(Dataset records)

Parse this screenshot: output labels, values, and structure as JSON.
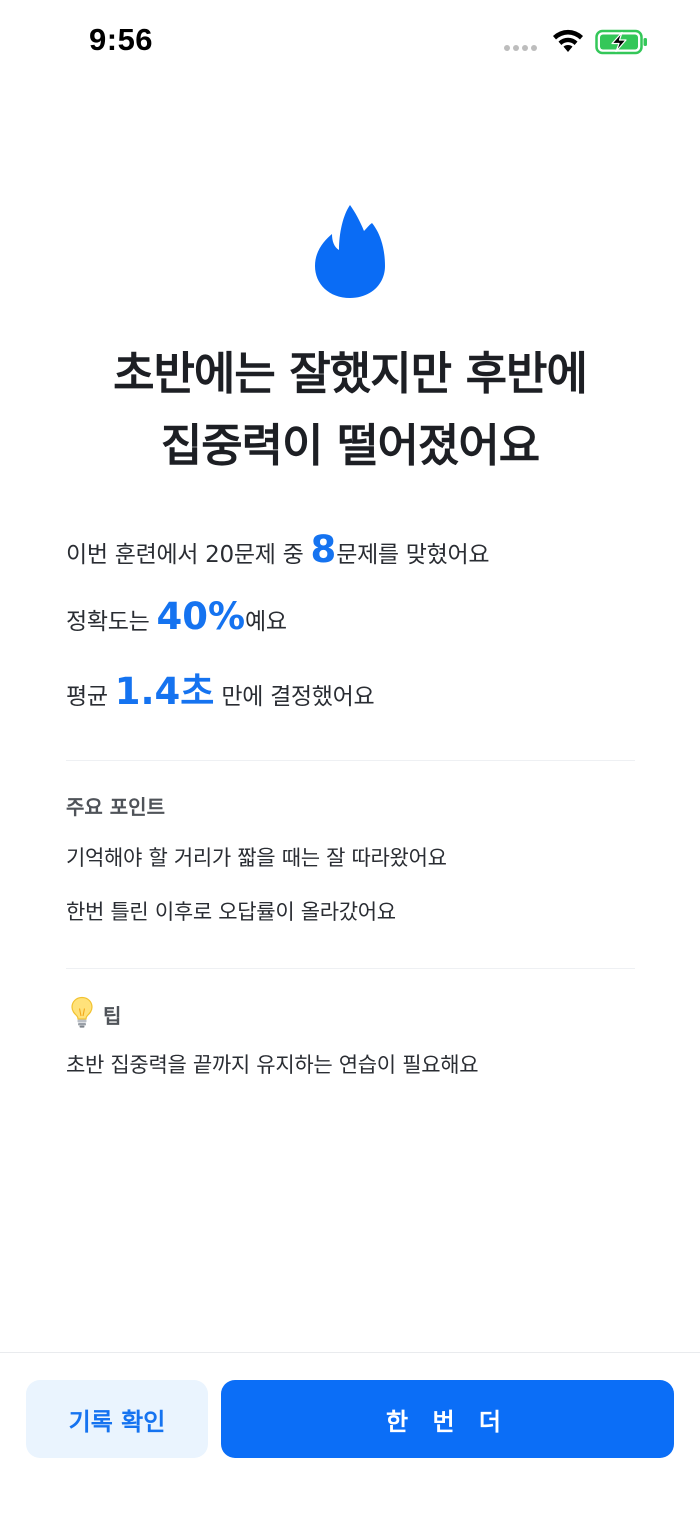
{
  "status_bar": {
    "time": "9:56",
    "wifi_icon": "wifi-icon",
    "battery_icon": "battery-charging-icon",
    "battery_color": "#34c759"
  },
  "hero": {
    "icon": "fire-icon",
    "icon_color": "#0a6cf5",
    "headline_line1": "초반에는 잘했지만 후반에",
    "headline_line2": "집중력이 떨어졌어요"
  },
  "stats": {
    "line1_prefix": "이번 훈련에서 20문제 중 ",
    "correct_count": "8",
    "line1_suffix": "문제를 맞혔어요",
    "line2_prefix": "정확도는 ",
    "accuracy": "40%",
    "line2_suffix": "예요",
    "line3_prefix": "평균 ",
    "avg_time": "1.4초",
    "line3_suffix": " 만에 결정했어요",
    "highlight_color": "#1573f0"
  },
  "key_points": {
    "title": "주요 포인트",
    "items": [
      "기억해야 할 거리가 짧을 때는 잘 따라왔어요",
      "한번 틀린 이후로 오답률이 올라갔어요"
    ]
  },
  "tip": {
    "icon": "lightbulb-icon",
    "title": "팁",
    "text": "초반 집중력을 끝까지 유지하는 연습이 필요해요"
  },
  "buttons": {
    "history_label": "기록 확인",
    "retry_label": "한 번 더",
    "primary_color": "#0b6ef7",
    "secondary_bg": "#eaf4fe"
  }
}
==
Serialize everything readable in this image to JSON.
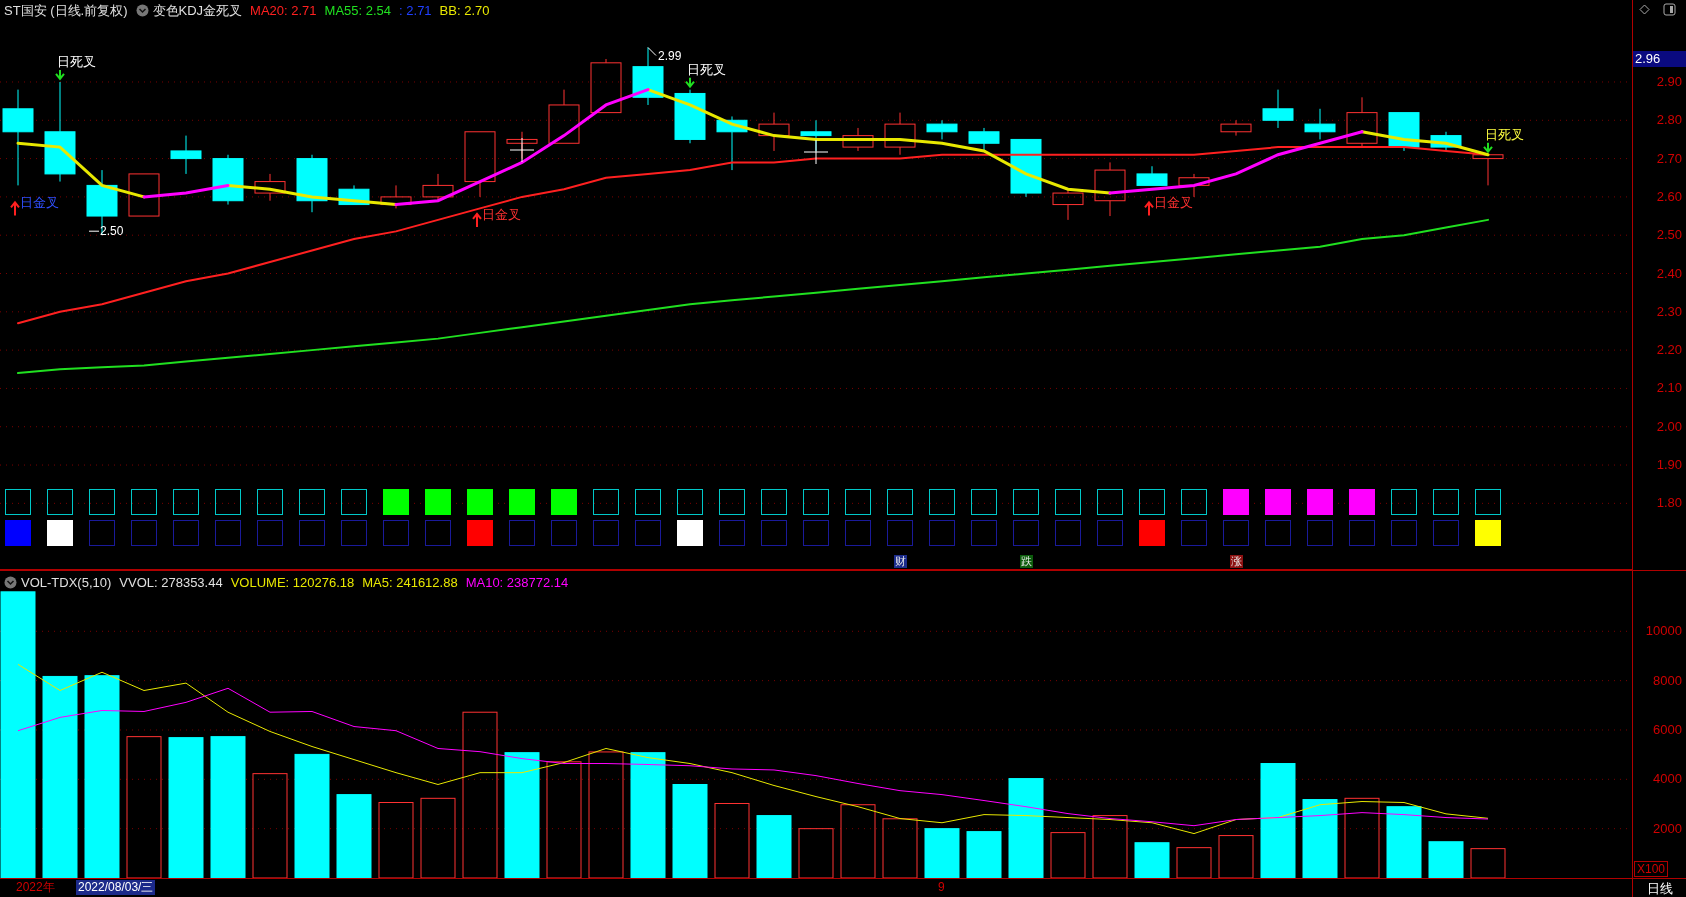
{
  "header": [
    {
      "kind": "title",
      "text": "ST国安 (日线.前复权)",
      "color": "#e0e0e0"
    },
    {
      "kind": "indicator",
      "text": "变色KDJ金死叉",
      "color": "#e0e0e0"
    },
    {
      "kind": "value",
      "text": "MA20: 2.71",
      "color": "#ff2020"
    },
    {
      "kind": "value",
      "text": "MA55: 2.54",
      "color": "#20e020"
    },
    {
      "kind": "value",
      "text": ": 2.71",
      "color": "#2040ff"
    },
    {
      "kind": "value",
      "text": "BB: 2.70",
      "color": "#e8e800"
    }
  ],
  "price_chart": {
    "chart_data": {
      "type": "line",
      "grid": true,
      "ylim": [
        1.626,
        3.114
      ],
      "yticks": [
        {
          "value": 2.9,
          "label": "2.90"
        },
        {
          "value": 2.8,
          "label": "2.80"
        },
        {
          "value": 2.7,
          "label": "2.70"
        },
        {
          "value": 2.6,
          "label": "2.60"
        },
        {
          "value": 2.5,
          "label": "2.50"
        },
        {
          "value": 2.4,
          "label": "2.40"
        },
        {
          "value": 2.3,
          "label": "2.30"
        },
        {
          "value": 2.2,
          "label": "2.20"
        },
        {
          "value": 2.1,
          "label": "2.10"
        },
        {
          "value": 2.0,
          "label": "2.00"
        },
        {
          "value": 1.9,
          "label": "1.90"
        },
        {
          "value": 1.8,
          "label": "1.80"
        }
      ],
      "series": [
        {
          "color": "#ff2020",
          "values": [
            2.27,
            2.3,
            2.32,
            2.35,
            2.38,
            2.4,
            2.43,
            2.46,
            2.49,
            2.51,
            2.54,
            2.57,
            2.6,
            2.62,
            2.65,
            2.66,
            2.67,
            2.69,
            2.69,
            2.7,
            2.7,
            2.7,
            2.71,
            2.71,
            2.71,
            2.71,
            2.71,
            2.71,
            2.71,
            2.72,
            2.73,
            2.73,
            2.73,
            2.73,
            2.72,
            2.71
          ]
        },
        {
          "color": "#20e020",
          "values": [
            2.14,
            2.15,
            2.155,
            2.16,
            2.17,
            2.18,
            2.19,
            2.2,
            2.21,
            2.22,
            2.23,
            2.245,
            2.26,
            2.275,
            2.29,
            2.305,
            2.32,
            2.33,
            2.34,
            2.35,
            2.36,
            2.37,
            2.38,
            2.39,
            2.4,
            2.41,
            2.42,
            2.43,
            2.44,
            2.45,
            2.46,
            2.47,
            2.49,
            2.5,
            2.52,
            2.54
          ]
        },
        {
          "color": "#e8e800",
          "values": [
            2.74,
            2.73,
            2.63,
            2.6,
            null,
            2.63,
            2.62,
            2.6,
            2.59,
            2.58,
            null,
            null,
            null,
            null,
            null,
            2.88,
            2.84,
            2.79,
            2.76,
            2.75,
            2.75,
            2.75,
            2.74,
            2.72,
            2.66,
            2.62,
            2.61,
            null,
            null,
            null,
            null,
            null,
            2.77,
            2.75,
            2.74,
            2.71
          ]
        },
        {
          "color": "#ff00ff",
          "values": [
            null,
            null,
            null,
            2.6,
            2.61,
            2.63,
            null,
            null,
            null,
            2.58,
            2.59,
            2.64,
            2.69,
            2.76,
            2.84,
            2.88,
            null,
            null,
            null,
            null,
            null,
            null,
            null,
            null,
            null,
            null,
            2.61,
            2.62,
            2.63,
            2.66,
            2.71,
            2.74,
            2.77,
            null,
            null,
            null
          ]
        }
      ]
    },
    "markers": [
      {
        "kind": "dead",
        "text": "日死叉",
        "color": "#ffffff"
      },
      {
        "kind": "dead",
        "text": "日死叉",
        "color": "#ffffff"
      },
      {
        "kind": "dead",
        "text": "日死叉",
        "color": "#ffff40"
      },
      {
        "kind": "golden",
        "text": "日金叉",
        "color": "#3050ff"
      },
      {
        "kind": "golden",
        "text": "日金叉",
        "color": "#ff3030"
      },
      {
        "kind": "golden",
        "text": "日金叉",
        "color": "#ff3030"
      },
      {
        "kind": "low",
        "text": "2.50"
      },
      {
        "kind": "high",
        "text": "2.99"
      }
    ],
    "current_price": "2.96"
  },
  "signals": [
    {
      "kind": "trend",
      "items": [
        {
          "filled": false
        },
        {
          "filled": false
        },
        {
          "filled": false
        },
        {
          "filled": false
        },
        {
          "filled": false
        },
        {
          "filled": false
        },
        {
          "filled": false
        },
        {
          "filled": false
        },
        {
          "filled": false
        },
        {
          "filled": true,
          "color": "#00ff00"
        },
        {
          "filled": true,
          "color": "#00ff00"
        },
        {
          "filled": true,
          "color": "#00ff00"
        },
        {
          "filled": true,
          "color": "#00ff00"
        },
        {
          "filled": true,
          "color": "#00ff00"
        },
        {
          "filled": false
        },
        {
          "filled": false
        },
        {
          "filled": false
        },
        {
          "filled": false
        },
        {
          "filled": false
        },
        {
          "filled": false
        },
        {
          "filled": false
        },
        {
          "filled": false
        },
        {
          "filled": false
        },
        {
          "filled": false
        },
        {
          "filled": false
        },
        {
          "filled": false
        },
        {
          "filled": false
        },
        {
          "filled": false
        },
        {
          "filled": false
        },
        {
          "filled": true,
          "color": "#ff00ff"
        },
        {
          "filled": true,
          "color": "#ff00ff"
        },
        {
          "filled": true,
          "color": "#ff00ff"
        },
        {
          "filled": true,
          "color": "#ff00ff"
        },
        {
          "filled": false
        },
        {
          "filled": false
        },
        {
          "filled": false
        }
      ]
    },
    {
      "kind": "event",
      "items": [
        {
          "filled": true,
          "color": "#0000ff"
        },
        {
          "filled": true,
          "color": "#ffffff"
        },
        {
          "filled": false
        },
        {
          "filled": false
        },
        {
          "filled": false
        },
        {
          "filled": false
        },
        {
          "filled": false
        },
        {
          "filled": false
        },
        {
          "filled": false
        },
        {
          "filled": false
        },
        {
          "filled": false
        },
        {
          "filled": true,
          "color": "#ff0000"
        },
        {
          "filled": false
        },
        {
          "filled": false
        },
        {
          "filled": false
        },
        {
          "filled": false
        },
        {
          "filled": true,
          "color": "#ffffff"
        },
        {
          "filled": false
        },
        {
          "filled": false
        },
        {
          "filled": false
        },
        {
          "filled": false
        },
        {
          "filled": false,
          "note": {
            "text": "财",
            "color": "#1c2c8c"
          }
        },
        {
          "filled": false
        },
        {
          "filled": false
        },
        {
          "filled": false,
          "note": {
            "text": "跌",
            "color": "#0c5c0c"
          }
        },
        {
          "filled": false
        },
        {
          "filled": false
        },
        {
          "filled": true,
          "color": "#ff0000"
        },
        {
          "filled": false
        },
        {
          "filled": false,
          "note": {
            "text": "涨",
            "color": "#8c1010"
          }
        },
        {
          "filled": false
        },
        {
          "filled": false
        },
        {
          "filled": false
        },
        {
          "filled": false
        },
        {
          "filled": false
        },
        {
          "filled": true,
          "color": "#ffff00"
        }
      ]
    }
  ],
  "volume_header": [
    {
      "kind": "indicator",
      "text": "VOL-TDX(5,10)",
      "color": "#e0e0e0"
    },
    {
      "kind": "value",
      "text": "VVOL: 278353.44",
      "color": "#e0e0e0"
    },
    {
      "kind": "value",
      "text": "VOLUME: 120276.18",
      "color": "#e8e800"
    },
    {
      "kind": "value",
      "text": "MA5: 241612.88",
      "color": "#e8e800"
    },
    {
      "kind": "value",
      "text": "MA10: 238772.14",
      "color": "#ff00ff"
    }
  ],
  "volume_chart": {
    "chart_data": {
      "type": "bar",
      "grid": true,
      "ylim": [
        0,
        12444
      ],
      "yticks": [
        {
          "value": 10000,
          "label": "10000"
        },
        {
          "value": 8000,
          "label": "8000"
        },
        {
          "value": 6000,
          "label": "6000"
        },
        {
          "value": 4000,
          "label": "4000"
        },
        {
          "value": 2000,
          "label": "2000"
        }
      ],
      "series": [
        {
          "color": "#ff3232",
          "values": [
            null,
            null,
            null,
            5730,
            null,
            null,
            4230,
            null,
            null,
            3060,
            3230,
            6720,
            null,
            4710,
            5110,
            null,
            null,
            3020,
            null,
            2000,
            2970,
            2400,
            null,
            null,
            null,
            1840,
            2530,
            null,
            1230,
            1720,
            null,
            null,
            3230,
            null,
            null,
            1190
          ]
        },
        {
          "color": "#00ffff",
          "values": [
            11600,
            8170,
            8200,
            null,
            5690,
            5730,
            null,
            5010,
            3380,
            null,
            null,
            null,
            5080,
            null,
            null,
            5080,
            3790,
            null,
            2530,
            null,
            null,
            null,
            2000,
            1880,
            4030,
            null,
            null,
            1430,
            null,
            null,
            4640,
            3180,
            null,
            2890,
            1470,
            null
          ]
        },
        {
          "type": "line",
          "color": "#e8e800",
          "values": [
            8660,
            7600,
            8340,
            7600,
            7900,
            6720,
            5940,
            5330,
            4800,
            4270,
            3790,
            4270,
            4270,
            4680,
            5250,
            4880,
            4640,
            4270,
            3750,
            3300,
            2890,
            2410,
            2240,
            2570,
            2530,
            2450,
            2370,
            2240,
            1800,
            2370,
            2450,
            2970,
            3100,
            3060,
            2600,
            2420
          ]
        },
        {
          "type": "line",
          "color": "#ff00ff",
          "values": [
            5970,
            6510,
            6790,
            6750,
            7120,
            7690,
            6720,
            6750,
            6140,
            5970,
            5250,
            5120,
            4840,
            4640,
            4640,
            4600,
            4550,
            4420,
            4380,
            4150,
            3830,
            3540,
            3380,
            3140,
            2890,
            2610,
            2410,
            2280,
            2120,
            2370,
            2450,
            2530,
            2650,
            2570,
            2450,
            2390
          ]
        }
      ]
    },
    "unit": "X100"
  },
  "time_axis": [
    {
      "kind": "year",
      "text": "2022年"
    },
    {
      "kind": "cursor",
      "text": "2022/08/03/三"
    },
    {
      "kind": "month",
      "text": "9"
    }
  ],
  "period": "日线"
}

- [Required task]: Of all the lines in the material above, how many contain the word "JSON"? Give only the count.

- [The reply]: 2